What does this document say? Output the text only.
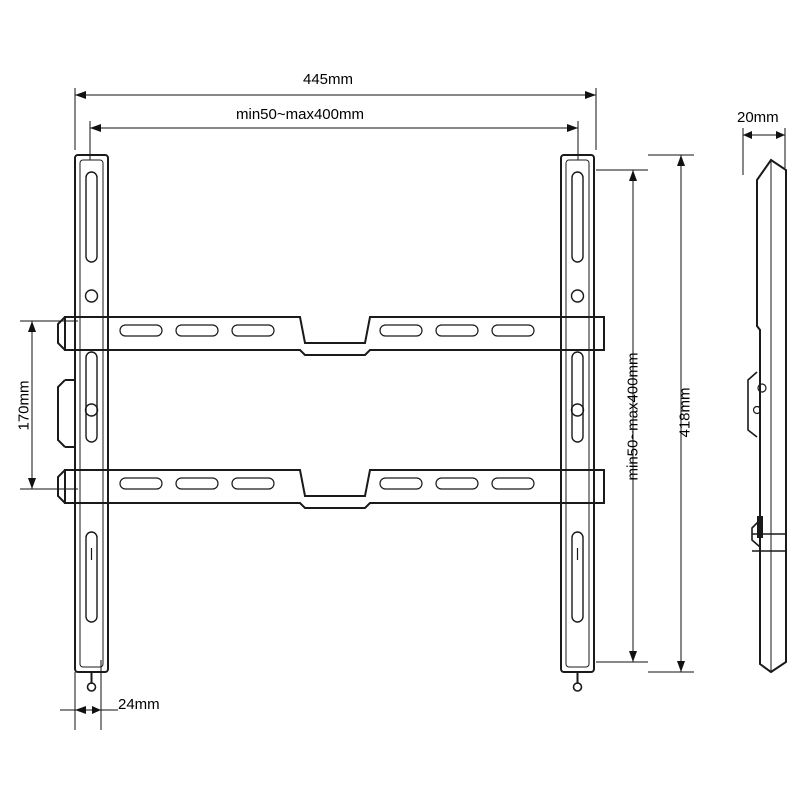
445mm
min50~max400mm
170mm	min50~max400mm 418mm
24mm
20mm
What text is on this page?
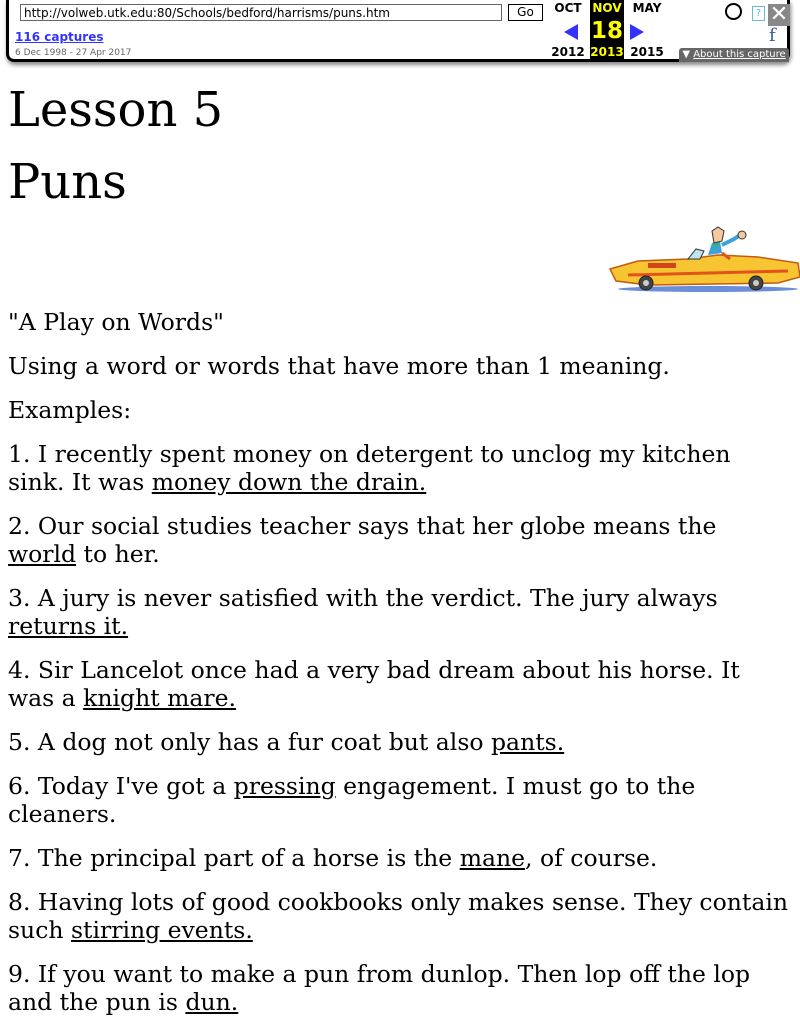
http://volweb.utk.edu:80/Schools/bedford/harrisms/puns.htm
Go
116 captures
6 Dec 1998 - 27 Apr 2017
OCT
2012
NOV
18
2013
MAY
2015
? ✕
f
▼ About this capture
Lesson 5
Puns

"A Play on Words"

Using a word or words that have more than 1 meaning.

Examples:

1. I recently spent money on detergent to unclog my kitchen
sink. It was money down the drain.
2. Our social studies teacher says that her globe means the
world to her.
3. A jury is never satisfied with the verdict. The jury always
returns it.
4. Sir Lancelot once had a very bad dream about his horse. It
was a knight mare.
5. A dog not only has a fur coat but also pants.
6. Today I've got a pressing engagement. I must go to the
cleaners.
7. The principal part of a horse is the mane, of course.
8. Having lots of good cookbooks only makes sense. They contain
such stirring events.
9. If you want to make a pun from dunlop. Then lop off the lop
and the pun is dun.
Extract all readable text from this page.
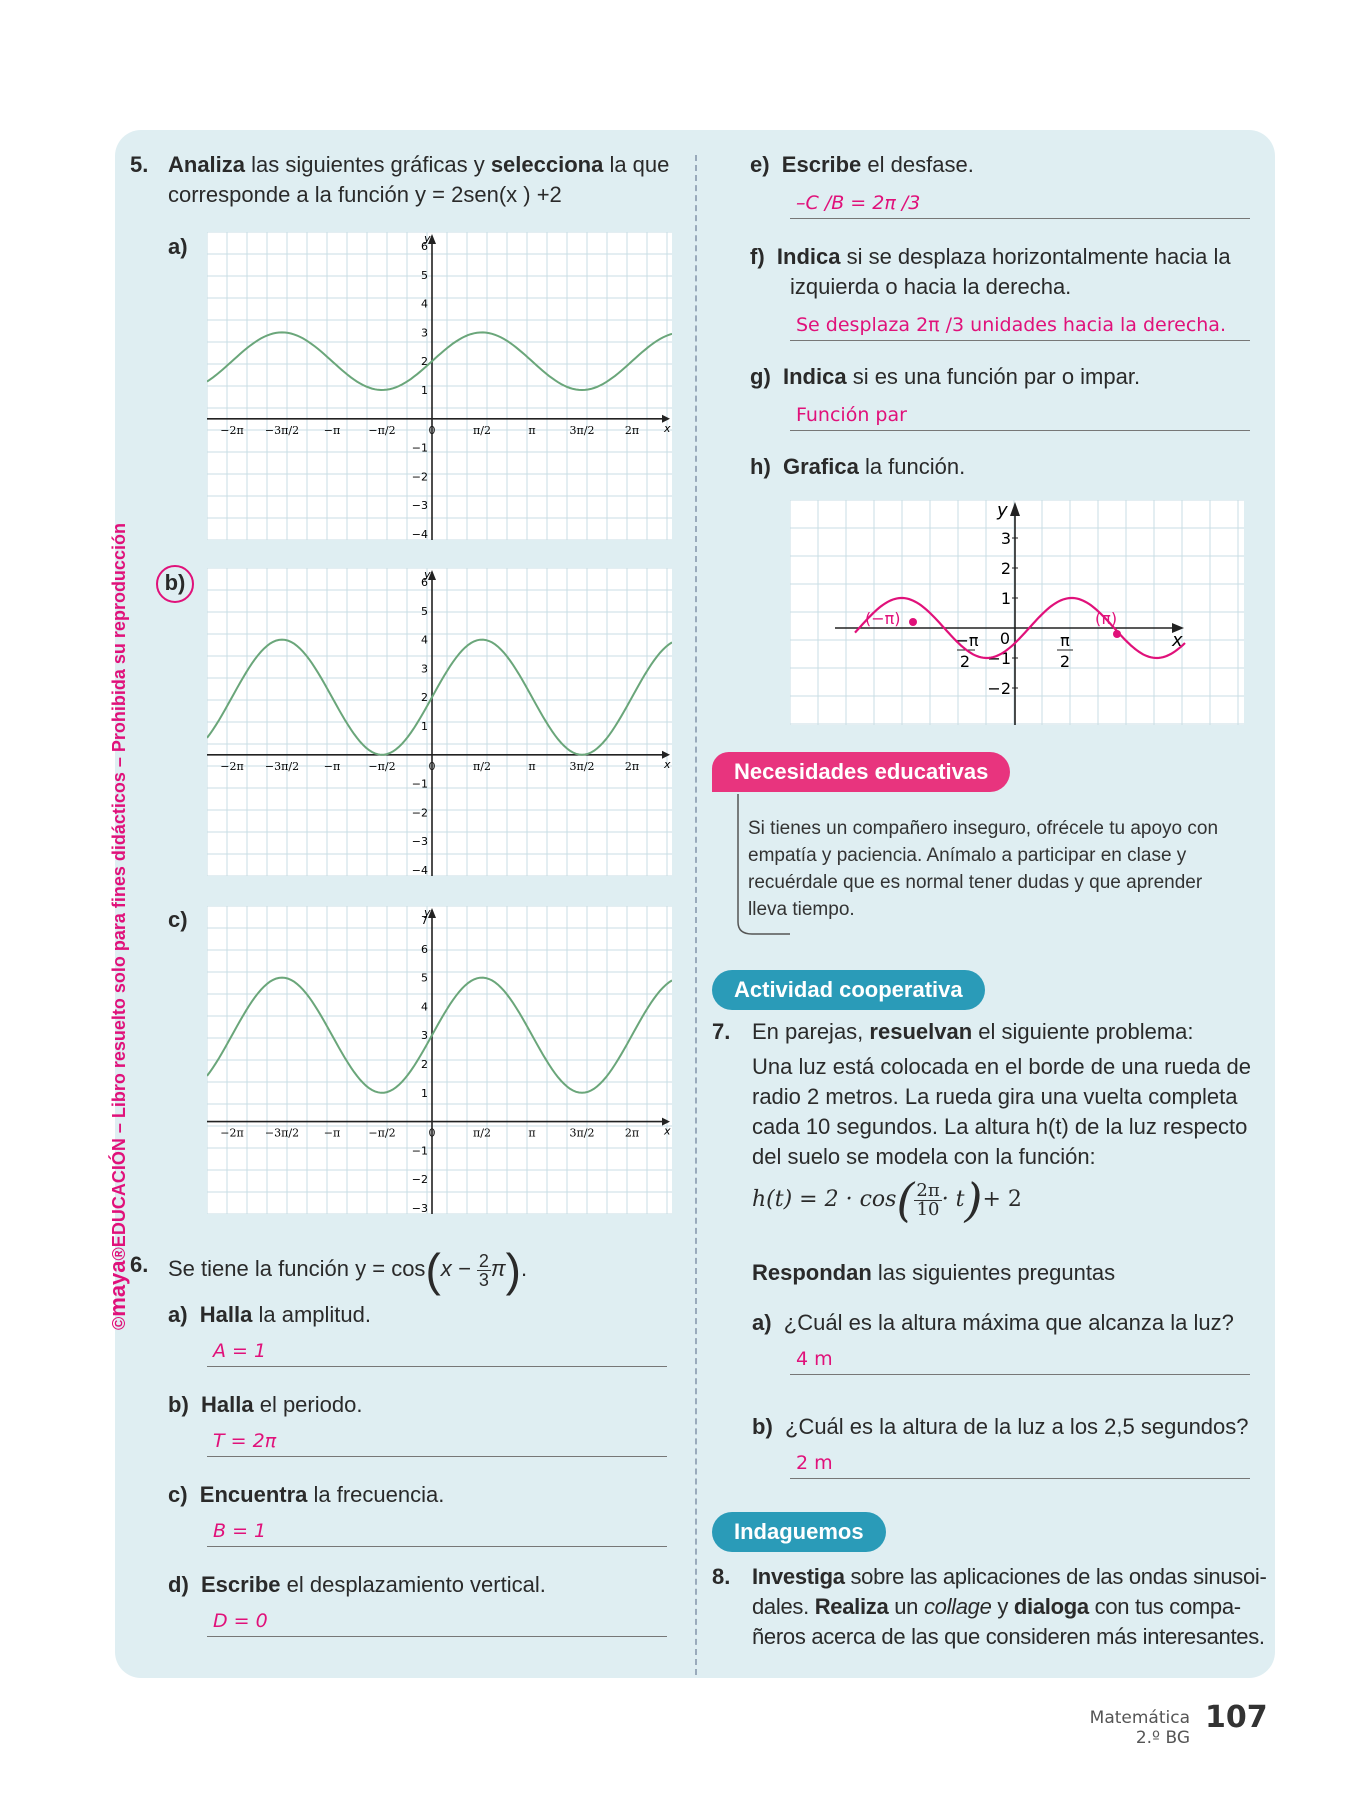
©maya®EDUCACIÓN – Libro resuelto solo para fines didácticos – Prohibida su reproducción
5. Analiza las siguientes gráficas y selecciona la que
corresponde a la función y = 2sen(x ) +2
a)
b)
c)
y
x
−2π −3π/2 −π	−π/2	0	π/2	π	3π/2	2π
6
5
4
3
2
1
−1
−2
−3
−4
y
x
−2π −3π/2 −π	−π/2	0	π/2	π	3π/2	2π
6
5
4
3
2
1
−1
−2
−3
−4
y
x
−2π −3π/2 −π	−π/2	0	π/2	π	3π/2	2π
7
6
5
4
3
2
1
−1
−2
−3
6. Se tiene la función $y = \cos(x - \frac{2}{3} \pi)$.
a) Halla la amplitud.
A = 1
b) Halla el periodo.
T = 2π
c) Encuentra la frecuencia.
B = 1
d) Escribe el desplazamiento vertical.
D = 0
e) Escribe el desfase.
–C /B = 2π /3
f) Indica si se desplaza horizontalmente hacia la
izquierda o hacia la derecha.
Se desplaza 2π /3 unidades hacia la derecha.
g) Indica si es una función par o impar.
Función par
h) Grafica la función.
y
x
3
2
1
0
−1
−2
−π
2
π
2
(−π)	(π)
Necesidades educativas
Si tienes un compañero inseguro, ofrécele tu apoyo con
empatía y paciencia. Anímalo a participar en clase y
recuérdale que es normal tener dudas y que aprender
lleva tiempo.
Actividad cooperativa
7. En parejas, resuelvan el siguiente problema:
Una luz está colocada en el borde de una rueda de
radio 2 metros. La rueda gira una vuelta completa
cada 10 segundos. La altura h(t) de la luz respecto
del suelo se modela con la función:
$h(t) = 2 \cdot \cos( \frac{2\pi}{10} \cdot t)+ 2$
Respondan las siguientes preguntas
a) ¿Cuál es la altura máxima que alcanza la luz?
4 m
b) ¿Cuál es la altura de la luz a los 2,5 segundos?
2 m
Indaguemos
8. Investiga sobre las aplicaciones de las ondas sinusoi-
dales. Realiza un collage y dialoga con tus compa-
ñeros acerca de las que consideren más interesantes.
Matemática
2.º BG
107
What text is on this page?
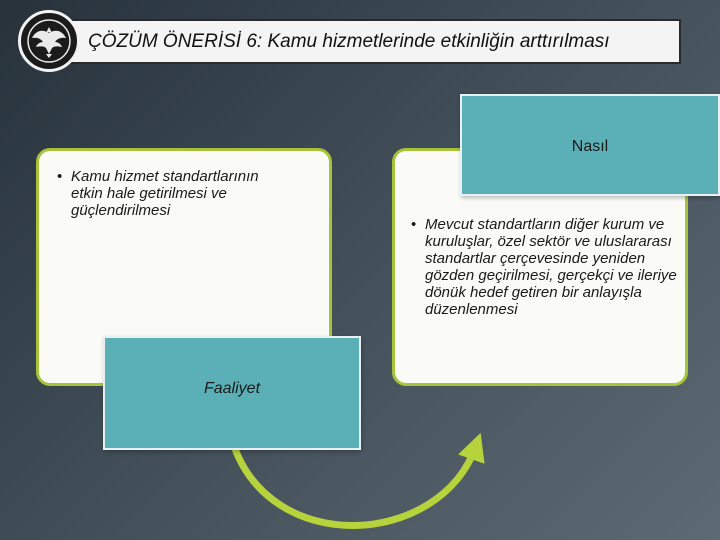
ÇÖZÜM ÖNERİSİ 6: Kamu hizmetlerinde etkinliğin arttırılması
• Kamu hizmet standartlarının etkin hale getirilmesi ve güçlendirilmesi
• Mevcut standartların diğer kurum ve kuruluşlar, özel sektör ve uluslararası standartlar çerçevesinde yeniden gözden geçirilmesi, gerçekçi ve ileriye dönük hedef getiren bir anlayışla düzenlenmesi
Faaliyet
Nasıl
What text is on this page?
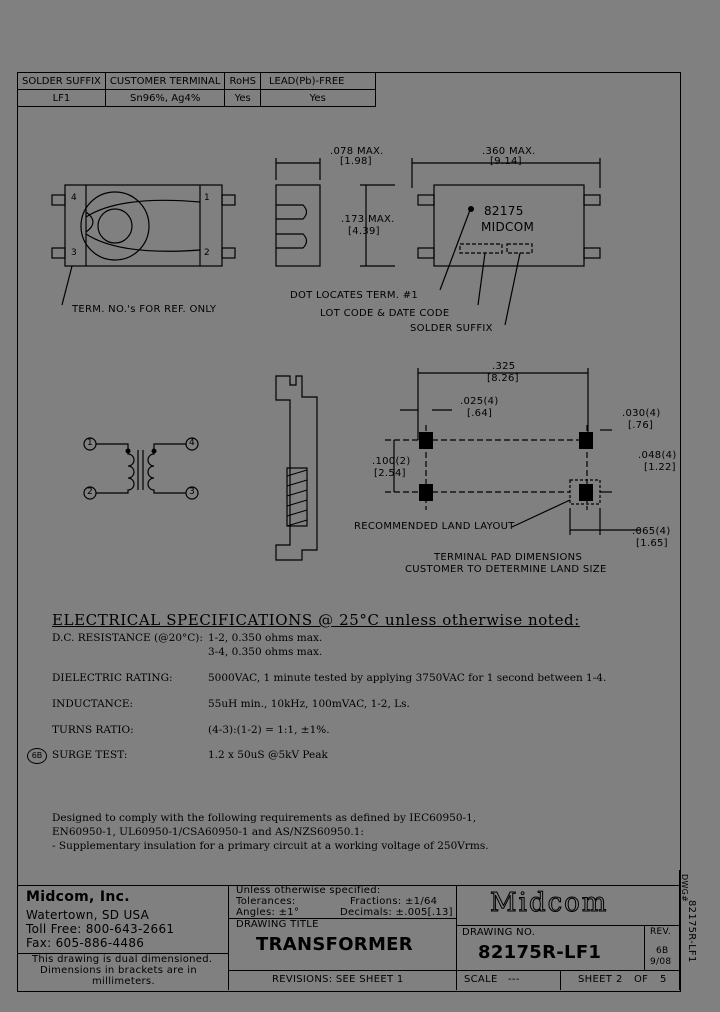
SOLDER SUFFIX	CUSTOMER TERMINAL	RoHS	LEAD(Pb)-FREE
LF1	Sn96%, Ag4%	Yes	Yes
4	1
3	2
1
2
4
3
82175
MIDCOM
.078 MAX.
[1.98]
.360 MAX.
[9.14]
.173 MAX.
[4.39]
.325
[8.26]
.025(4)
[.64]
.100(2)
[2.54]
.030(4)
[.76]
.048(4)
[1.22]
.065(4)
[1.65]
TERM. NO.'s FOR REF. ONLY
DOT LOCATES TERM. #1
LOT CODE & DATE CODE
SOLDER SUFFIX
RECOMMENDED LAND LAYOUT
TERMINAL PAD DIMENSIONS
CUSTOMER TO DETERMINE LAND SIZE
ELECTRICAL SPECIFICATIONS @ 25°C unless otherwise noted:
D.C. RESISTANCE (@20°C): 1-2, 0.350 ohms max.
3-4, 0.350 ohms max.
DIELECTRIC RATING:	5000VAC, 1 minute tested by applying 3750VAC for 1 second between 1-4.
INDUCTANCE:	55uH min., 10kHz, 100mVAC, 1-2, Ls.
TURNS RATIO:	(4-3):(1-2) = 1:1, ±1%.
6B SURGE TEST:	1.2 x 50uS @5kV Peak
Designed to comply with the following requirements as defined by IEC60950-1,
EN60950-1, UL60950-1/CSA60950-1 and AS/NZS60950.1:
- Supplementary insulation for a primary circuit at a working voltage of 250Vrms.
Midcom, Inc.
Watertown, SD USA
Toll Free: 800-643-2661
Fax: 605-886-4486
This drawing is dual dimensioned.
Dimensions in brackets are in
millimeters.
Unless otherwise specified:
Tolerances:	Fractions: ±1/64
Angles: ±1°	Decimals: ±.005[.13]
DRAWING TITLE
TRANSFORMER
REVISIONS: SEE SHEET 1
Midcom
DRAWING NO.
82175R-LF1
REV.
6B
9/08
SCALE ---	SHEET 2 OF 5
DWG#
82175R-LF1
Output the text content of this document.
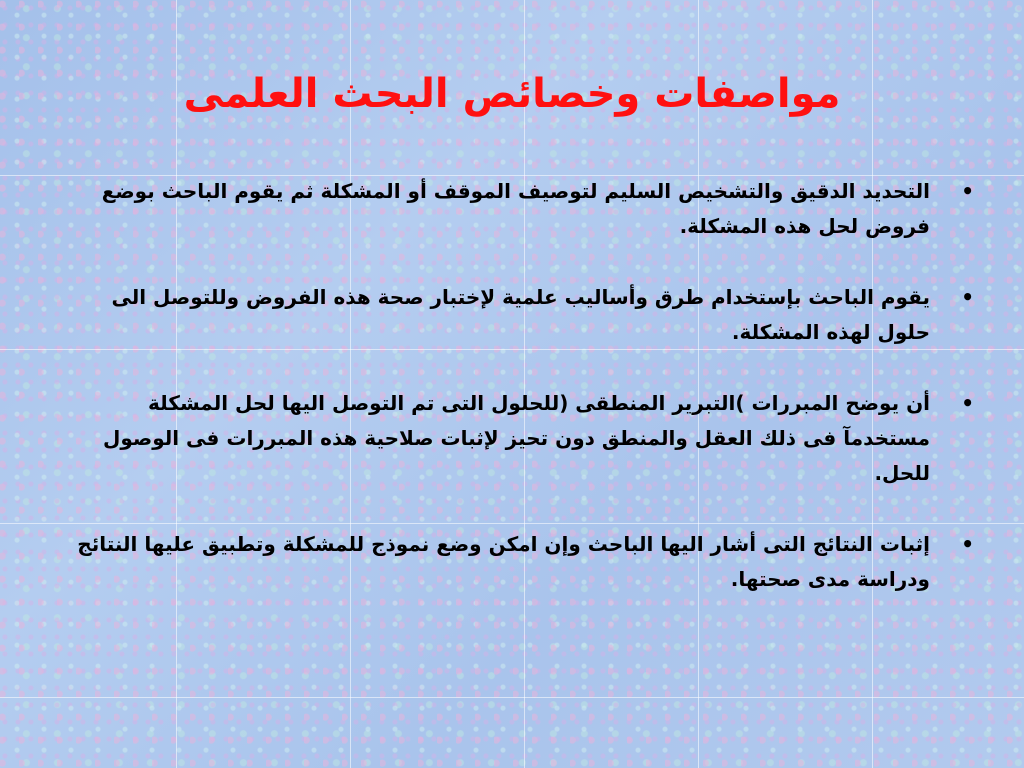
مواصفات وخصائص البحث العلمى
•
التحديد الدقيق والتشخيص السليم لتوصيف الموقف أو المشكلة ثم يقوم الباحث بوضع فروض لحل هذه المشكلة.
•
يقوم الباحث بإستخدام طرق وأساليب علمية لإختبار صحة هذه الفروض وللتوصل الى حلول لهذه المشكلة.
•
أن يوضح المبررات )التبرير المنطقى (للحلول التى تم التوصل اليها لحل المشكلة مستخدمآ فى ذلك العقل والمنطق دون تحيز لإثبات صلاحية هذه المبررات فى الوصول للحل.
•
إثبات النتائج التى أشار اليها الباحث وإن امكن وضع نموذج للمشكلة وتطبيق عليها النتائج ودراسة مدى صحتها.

○ ○ ○ ○ ○ ○ ○

- [Task] Looking at the records above, work out how many lines include the string "SUFFIX". Give the number and nothing else.

- [Result below] 2